[EXTRACTED MATERIAL start]

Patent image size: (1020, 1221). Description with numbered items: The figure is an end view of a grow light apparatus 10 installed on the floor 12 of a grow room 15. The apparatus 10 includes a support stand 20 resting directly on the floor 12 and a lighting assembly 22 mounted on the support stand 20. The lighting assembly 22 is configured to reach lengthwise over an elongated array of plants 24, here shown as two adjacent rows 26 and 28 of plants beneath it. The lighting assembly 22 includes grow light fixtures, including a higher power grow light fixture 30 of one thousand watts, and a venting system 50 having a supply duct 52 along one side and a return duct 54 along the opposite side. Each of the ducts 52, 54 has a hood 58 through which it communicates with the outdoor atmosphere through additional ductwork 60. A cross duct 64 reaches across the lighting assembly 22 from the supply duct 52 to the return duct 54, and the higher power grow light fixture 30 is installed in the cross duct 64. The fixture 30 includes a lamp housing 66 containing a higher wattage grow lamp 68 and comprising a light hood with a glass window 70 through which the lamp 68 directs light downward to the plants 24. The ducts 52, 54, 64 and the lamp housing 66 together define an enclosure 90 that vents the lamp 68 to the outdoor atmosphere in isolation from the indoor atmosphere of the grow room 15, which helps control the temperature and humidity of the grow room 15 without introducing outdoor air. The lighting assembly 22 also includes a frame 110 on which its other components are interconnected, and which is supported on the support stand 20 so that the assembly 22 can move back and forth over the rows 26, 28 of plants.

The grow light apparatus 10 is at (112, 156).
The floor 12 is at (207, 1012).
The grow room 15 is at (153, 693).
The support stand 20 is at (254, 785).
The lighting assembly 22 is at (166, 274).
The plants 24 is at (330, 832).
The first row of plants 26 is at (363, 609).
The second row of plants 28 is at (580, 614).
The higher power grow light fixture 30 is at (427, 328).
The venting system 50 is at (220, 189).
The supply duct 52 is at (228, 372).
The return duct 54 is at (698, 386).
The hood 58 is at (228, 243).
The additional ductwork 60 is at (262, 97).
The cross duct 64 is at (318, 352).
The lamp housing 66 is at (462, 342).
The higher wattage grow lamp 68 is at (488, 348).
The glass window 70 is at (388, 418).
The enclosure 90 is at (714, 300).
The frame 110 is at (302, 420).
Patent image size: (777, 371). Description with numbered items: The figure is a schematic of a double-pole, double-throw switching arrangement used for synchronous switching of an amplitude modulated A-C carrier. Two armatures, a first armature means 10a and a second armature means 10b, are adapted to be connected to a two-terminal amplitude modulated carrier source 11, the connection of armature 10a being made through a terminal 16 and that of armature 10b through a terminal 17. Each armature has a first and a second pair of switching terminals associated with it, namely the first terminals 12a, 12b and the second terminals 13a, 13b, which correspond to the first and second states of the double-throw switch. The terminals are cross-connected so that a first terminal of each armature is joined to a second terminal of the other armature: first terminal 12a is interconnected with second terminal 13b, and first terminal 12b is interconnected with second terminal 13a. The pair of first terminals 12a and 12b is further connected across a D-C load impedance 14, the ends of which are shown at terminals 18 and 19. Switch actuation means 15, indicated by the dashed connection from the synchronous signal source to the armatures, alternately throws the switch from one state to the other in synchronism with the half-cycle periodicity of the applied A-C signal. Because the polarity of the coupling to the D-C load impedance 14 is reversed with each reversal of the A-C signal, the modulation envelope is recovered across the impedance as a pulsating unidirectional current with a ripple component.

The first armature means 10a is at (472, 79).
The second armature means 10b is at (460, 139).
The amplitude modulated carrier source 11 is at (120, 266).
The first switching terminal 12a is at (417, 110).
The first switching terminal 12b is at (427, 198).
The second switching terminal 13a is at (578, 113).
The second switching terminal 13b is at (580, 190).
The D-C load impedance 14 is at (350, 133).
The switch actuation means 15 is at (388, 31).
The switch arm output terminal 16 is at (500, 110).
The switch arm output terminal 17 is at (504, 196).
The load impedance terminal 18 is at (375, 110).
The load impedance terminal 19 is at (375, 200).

[EXTRACTED MATERIAL end]

> _TASK INSTRUCTIONS_: Reproduce all of the data above verbatim, from the first line through the last.

> _EXPECTED ANSWER_:
Patent image size: (1020, 1221). Description with numbered items: The figure is an end view of a grow light apparatus 10 installed on the floor 12 of a grow room 15. The apparatus 10 includes a support stand 20 resting directly on the floor 12 and a lighting assembly 22 mounted on the support stand 20. The lighting assembly 22 is configured to reach lengthwise over an elongated array of plants 24, here shown as two adjacent rows 26 and 28 of plants beneath it. The lighting assembly 22 includes grow light fixtures, including a higher power grow light fixture 30 of one thousand watts, and a venting system 50 having a supply duct 52 along one side and a return duct 54 along the opposite side. Each of the ducts 52, 54 has a hood 58 through which it communicates with the outdoor atmosphere through additional ductwork 60. A cross duct 64 reaches across the lighting assembly 22 from the supply duct 52 to the return duct 54, and the higher power grow light fixture 30 is installed in the cross duct 64. The fixture 30 includes a lamp housing 66 containing a higher wattage grow lamp 68 and comprising a light hood with a glass window 70 through which the lamp 68 directs light downward to the plants 24. The ducts 52, 54, 64 and the lamp housing 66 together define an enclosure 90 that vents the lamp 68 to the outdoor atmosphere in isolation from the indoor atmosphere of the grow room 15, which helps control the temperature and humidity of the grow room 15 without introducing outdoor air. The lighting assembly 22 also includes a frame 110 on which its other components are interconnected, and which is supported on the support stand 20 so that the assembly 22 can move back and forth over the rows 26, 28 of plants.

The grow light apparatus 10 is at (112, 156).
The floor 12 is at (207, 1012).
The grow room 15 is at (153, 693).
The support stand 20 is at (254, 785).
The lighting assembly 22 is at (166, 274).
The plants 24 is at (330, 832).
The first row of plants 26 is at (363, 609).
The second row of plants 28 is at (580, 614).
The higher power grow light fixture 30 is at (427, 328).
The venting system 50 is at (220, 189).
The supply duct 52 is at (228, 372).
The return duct 54 is at (698, 386).
The hood 58 is at (228, 243).
The additional ductwork 60 is at (262, 97).
The cross duct 64 is at (318, 352).
The lamp housing 66 is at (462, 342).
The higher wattage grow lamp 68 is at (488, 348).
The glass window 70 is at (388, 418).
The enclosure 90 is at (714, 300).
The frame 110 is at (302, 420).
Patent image size: (777, 371). Description with numbered items: The figure is a schematic of a double-pole, double-throw switching arrangement used for synchronous switching of an amplitude modulated A-C carrier. Two armatures, a first armature means 10a and a second armature means 10b, are adapted to be connected to a two-terminal amplitude modulated carrier source 11, the connection of armature 10a being made through a terminal 16 and that of armature 10b through a terminal 17. Each armature has a first and a second pair of switching terminals associated with it, namely the first terminals 12a, 12b and the second terminals 13a, 13b, which correspond to the first and second states of the double-throw switch. The terminals are cross-connected so that a first terminal of each armature is joined to a second terminal of the other armature: first terminal 12a is interconnected with second terminal 13b, and first terminal 12b is interconnected with second terminal 13a. The pair of first terminals 12a and 12b is further connected across a D-C load impedance 14, the ends of which are shown at terminals 18 and 19. Switch actuation means 15, indicated by the dashed connection from the synchronous signal source to the armatures, alternately throws the switch from one state to the other in synchronism with the half-cycle periodicity of the applied A-C signal. Because the polarity of the coupling to the D-C load impedance 14 is reversed with each reversal of the A-C signal, the modulation envelope is recovered across the impedance as a pulsating unidirectional current with a ripple component.

The first armature means 10a is at (472, 79).
The second armature means 10b is at (460, 139).
The amplitude modulated carrier source 11 is at (120, 266).
The first switching terminal 12a is at (417, 110).
The first switching terminal 12b is at (427, 198).
The second switching terminal 13a is at (578, 113).
The second switching terminal 13b is at (580, 190).
The D-C load impedance 14 is at (350, 133).
The switch actuation means 15 is at (388, 31).
The switch arm output terminal 16 is at (500, 110).
The switch arm output terminal 17 is at (504, 196).
The load impedance terminal 18 is at (375, 110).
The load impedance terminal 19 is at (375, 200).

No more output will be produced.